··· Exercise input
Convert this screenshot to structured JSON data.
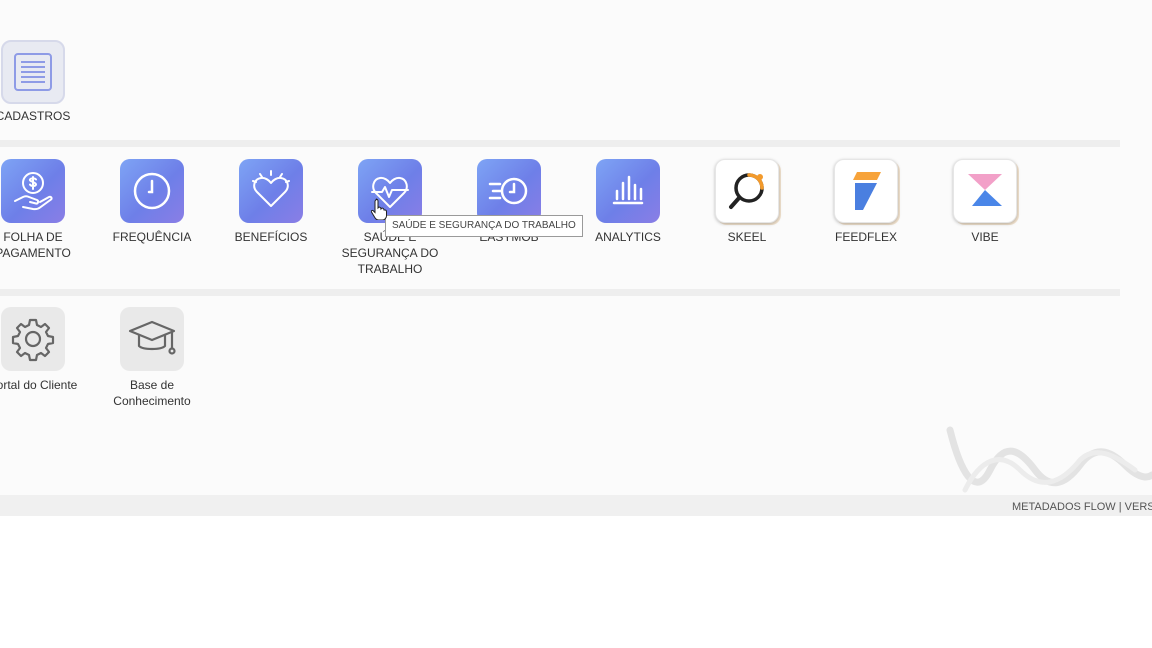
{
  "sections": {
    "top": {
      "items": [
        {
          "label": "CADASTROS",
          "icon": "document-list-icon"
        }
      ]
    },
    "apps": {
      "items": [
        {
          "label": "FOLHA DE PAGAMENTO",
          "icon": "hand-coin-icon"
        },
        {
          "label": "FREQUÊNCIA",
          "icon": "clock-icon"
        },
        {
          "label": "BENEFÍCIOS",
          "icon": "heart-icon"
        },
        {
          "label": "SAÚDE E SEGURANÇA DO TRABALHO",
          "icon": "heart-pulse-icon"
        },
        {
          "label": "EASYMOB",
          "icon": "fast-clock-icon"
        },
        {
          "label": "ANALYTICS",
          "icon": "bar-chart-icon"
        },
        {
          "label": "SKEEL",
          "icon": "skeel-logo-icon"
        },
        {
          "label": "FEEDFLEX",
          "icon": "feedflex-logo-icon"
        },
        {
          "label": "VIBE",
          "icon": "vibe-logo-icon"
        }
      ]
    },
    "support": {
      "items": [
        {
          "label": "Portal do Cliente",
          "icon": "gear-icon"
        },
        {
          "label": "Base de Conhecimento",
          "icon": "graduation-cap-icon"
        }
      ]
    }
  },
  "tooltip": {
    "text": "SAÚDE E SEGURANÇA DO TRABALHO"
  },
  "footer": {
    "text": "METADADOS FLOW | VERSÃO"
  },
  "colors": {
    "icon_gradient_start": "#7ea4f5",
    "icon_gradient_end": "#8a7ee6",
    "skeel_accent": "#f39a2b",
    "feedflex_orange": "#f7a33a",
    "feedflex_blue": "#4a7fe0",
    "vibe_pink": "#f2a0c8",
    "vibe_blue": "#4a86e8"
  }
}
······
- [Exercise aim] Copy every line of the entries above in which "heart" occurs.

- [Reply]
          "icon": "heart-icon"
          "icon": "heart-pulse-icon"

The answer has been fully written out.